GIVEN INSTRUCTION: Skip every picture and transcribe the remaining material exactly.

[Stored data]
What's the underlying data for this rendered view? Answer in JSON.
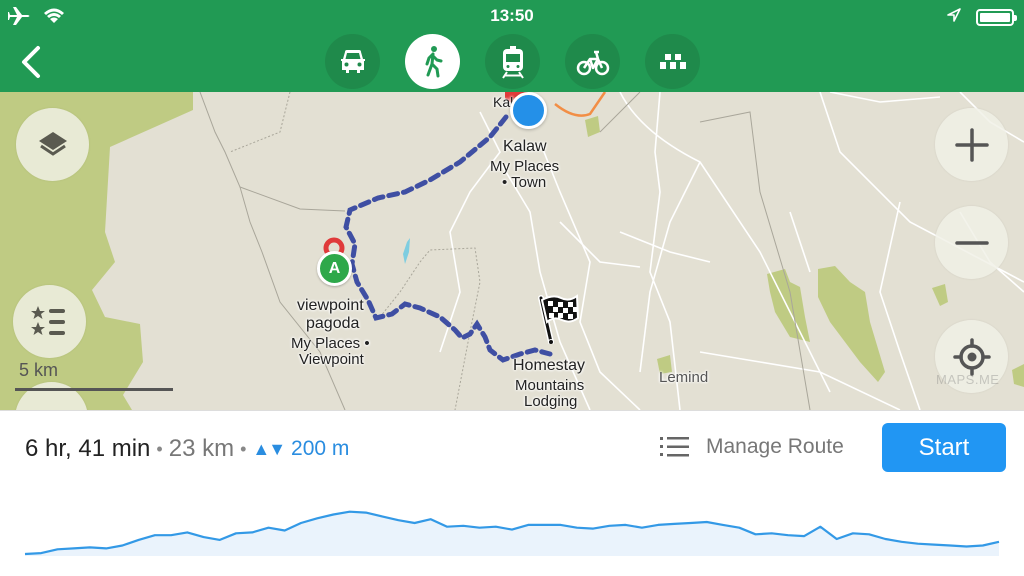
{
  "status_bar": {
    "time": "13:50",
    "left_icons": [
      "airplane-icon",
      "wifi-icon"
    ],
    "right_icons": [
      "location-arrow-icon",
      "battery-icon"
    ],
    "battery_level": 1.0
  },
  "header": {
    "back_icon": "chevron-left-icon",
    "transport_modes": [
      {
        "id": "car",
        "icon": "car-icon",
        "active": false
      },
      {
        "id": "pedestrian",
        "icon": "walking-icon",
        "active": true
      },
      {
        "id": "transit",
        "icon": "train-icon",
        "active": false
      },
      {
        "id": "bicycle",
        "icon": "bicycle-icon",
        "active": false
      },
      {
        "id": "taxi",
        "icon": "taxi-icon",
        "active": false
      }
    ],
    "accent_color": "#219a54"
  },
  "map": {
    "labels": {
      "kalaw_top": "Kalaw",
      "kalaw_title": "Kalaw",
      "kalaw_sub1": "My Places",
      "kalaw_sub2": "• Town",
      "viewpoint_title1": "viewpoint",
      "viewpoint_title2": "pagoda",
      "viewpoint_sub1": "My Places •",
      "viewpoint_sub2": "Viewpoint",
      "homestay_title": "Homestay",
      "homestay_sub1": "Mountains",
      "homestay_sub2": "Lodging",
      "lemind": "Lemind"
    },
    "start_marker_letter": "A",
    "scale_label": "5 km",
    "watermark": "MAPS.ME",
    "route_color": "#3f4fa3",
    "buttons": {
      "layers": "layers-icon",
      "bookmarks": "bookmarks-list-icon",
      "zoom_in": "plus-icon",
      "zoom_out": "minus-icon",
      "my_location": "crosshair-icon"
    }
  },
  "route_summary": {
    "time": "6 hr, 41 min",
    "separator": "•",
    "distance": "23 km",
    "elevation_arrows": "▲▼",
    "elevation": "200 m",
    "manage_route_label": "Manage Route",
    "start_label": "Start",
    "start_color": "#2196f3"
  },
  "elevation_profile": {
    "line_color": "#3399e6",
    "fill_color": "#eaf3fc",
    "relative_heights": [
      0.0,
      0.02,
      0.1,
      0.12,
      0.14,
      0.12,
      0.18,
      0.3,
      0.4,
      0.4,
      0.46,
      0.36,
      0.3,
      0.44,
      0.46,
      0.56,
      0.5,
      0.66,
      0.76,
      0.84,
      0.9,
      0.88,
      0.8,
      0.72,
      0.66,
      0.74,
      0.58,
      0.6,
      0.56,
      0.58,
      0.52,
      0.62,
      0.62,
      0.62,
      0.56,
      0.54,
      0.6,
      0.62,
      0.56,
      0.62,
      0.64,
      0.66,
      0.68,
      0.62,
      0.56,
      0.42,
      0.44,
      0.4,
      0.38,
      0.58,
      0.32,
      0.44,
      0.42,
      0.32,
      0.26,
      0.22,
      0.2,
      0.18,
      0.16,
      0.18,
      0.26
    ]
  }
}
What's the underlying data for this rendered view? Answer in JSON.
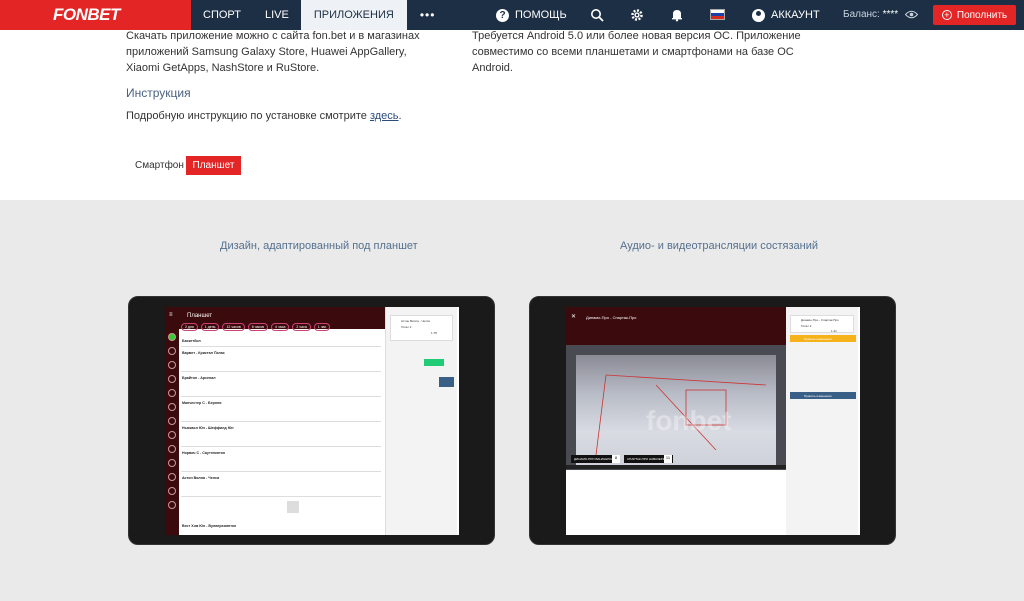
{
  "header": {
    "logo": "FONBET",
    "nav": [
      "СПОРТ",
      "LIVE",
      "ПРИЛОЖЕНИЯ"
    ],
    "more": "•••",
    "help": "ПОМОЩЬ",
    "account": "АККАУНТ",
    "balance_label": "Баланс:",
    "balance_value": "****",
    "topup": "Пополнить",
    "icons": [
      "help-icon",
      "search-icon",
      "gear-icon",
      "bell-icon",
      "flag-ru-icon",
      "user-icon",
      "eye-icon",
      "plus-icon"
    ]
  },
  "content": {
    "left_lines": [
      "Скачать приложение можно с сайта fon.bet и в магазинах",
      "приложений Samsung Galaxy Store, Huawei AppGallery,",
      "Xiaomi GetApps, NashStore и RuStore."
    ],
    "right_lines": [
      "Требуется Android 5.0 или более новая версия ОС. Приложение",
      "совместимо со всеми планшетами и смартфонами на базе ОС",
      "Android."
    ],
    "instruction_title": "Инструкция",
    "instruction_text": "Подробную инструкцию по установке смотрите",
    "instruction_link": "здесь",
    "instruction_end": ".",
    "tabs": [
      "Смартфон",
      "Планшет"
    ],
    "active_tab": "Планшет"
  },
  "features": [
    {
      "caption": "Дизайн, адаптированный под планшет"
    },
    {
      "caption": "Аудио- и видеотрансляции состязаний"
    }
  ],
  "tablet1": {
    "title": "Планшет",
    "pills": [
      "2 дня",
      "1 день",
      "12 часов",
      "6 часов",
      "4 часа",
      "2 часа",
      "1 час"
    ],
    "events": [
      "Баскетбол",
      "Вармет - Кристал Пэлас",
      "Брайтон - Арсенал",
      "Манчестер С - Бернли",
      "Ньюкасл Юн - Шеффилд Юн",
      "Норвич С - Саутгемптон",
      "Астон Вилла - Челси",
      "Вест Хэм Юн - Вулверхэмптон"
    ],
    "coupon_title": "Астон Вилла - Челси",
    "coupon_bet": "Тотал 2",
    "coupon_coef": "1.78"
  },
  "tablet2": {
    "title": "Динамо-Про - Спартак-Про",
    "coupon_title": "Динамо-Про - Спартак-Про",
    "coupon_bet": "Тотал 2",
    "coupon_coef": "1.41",
    "accept_btn": "Принять изменения",
    "place_btn": "Принять изменения",
    "score_left": "ДИНАМО-ПРО ВАНАЧЕРКАСТ",
    "score_right": "СПАРТАК-ПРО НАВАЧЕРКАСТ",
    "score_a": "8",
    "score_b": "11"
  }
}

IN RESPONSE:
What's the underlying data for this rendered view? Answer in JSON.
{
  "status_bar": {
    "time": "13:50",
    "left_icons": [
      "airplane-icon",
      "wifi-icon"
    ],
    "right_icons": [
      "location-arrow-icon",
      "battery-icon"
    ],
    "battery_level": 1.0
  },
  "header": {
    "back_icon": "chevron-left-icon",
    "transport_modes": [
      {
        "id": "car",
        "icon": "car-icon",
        "active": false
      },
      {
        "id": "pedestrian",
        "icon": "walking-icon",
        "active": true
      },
      {
        "id": "transit",
        "icon": "train-icon",
        "active": false
      },
      {
        "id": "bicycle",
        "icon": "bicycle-icon",
        "active": false
      },
      {
        "id": "taxi",
        "icon": "taxi-icon",
        "active": false
      }
    ],
    "accent_color": "#219a54"
  },
  "map": {
    "labels": {
      "kalaw_top": "Kalaw",
      "kalaw_title": "Kalaw",
      "kalaw_sub1": "My Places",
      "kalaw_sub2": "• Town",
      "viewpoint_title1": "viewpoint",
      "viewpoint_title2": "pagoda",
      "viewpoint_sub1": "My Places •",
      "viewpoint_sub2": "Viewpoint",
      "homestay_title": "Homestay",
      "homestay_sub1": "Mountains",
      "homestay_sub2": "Lodging",
      "lemind": "Lemind"
    },
    "start_marker_letter": "A",
    "scale_label": "5 km",
    "watermark": "MAPS.ME",
    "route_color": "#3f4fa3",
    "buttons": {
      "layers": "layers-icon",
      "bookmarks": "bookmarks-list-icon",
      "zoom_in": "plus-icon",
      "zoom_out": "minus-icon",
      "my_location": "crosshair-icon"
    }
  },
  "route_summary": {
    "time": "6 hr, 41 min",
    "separator": "•",
    "distance": "23 km",
    "elevation_arrows": "▲▼",
    "elevation": "200 m",
    "manage_route_label": "Manage Route",
    "start_label": "Start",
    "start_color": "#2196f3"
  },
  "elevation_profile": {
    "line_color": "#3399e6",
    "fill_color": "#eaf3fc",
    "relative_heights": [
      0.0,
      0.02,
      0.1,
      0.12,
      0.14,
      0.12,
      0.18,
      0.3,
      0.4,
      0.4,
      0.46,
      0.36,
      0.3,
      0.44,
      0.46,
      0.56,
      0.5,
      0.66,
      0.76,
      0.84,
      0.9,
      0.88,
      0.8,
      0.72,
      0.66,
      0.74,
      0.58,
      0.6,
      0.56,
      0.58,
      0.52,
      0.62,
      0.62,
      0.62,
      0.56,
      0.54,
      0.6,
      0.62,
      0.56,
      0.62,
      0.64,
      0.66,
      0.68,
      0.62,
      0.56,
      0.42,
      0.44,
      0.4,
      0.38,
      0.58,
      0.32,
      0.44,
      0.42,
      0.32,
      0.26,
      0.22,
      0.2,
      0.18,
      0.16,
      0.18,
      0.26
    ]
  }
}
What's the underlying data for this rendered view? Answer in JSON.
{
  "header": {
    "logo": "FONBET",
    "nav": [
      "СПОРТ",
      "LIVE",
      "ПРИЛОЖЕНИЯ"
    ],
    "more": "•••",
    "help": "ПОМОЩЬ",
    "account": "АККАУНТ",
    "balance_label": "Баланс:",
    "balance_value": "****",
    "topup": "Пополнить",
    "icons": [
      "help-icon",
      "search-icon",
      "gear-icon",
      "bell-icon",
      "flag-ru-icon",
      "user-icon",
      "eye-icon",
      "plus-icon"
    ]
  },
  "content": {
    "left_lines": [
      "Скачать приложение можно с сайта fon.bet и в магазинах",
      "приложений Samsung Galaxy Store, Huawei AppGallery,",
      "Xiaomi GetApps, NashStore и RuStore."
    ],
    "right_lines": [
      "Требуется Android 5.0 или более новая версия ОС. Приложение",
      "совместимо со всеми планшетами и смартфонами на базе ОС",
      "Android."
    ],
    "instruction_title": "Инструкция",
    "instruction_text": "Подробную инструкцию по установке смотрите",
    "instruction_link": "здесь",
    "instruction_end": ".",
    "tabs": [
      "Смартфон",
      "Планшет"
    ],
    "active_tab": "Планшет"
  },
  "features": [
    {
      "caption": "Дизайн, адаптированный под планшет"
    },
    {
      "caption": "Аудио- и видеотрансляции состязаний"
    }
  ],
  "tablet1": {
    "title": "Планшет",
    "pills": [
      "2 дня",
      "1 день",
      "12 часов",
      "6 часов",
      "4 часа",
      "2 часа",
      "1 час"
    ],
    "events": [
      "Баскетбол",
      "Вармет - Кристал Пэлас",
      "Брайтон - Арсенал",
      "Манчестер С - Бернли",
      "Ньюкасл Юн - Шеффилд Юн",
      "Норвич С - Саутгемптон",
      "Астон Вилла - Челси",
      "Вест Хэм Юн - Вулверхэмптон"
    ],
    "coupon_title": "Астон Вилла - Челси",
    "coupon_bet": "Тотал 2",
    "coupon_coef": "1.78"
  },
  "tablet2": {
    "title": "Динамо-Про - Спартак-Про",
    "coupon_title": "Динамо-Про - Спартак-Про",
    "coupon_bet": "Тотал 2",
    "coupon_coef": "1.41",
    "accept_btn": "Принять изменения",
    "place_btn": "Принять изменения",
    "score_left": "ДИНАМО-ПРО ВАНАЧЕРКАСТ",
    "score_right": "СПАРТАК-ПРО НАВАЧЕРКАСТ",
    "score_a": "8",
    "score_b": "11"
  }
}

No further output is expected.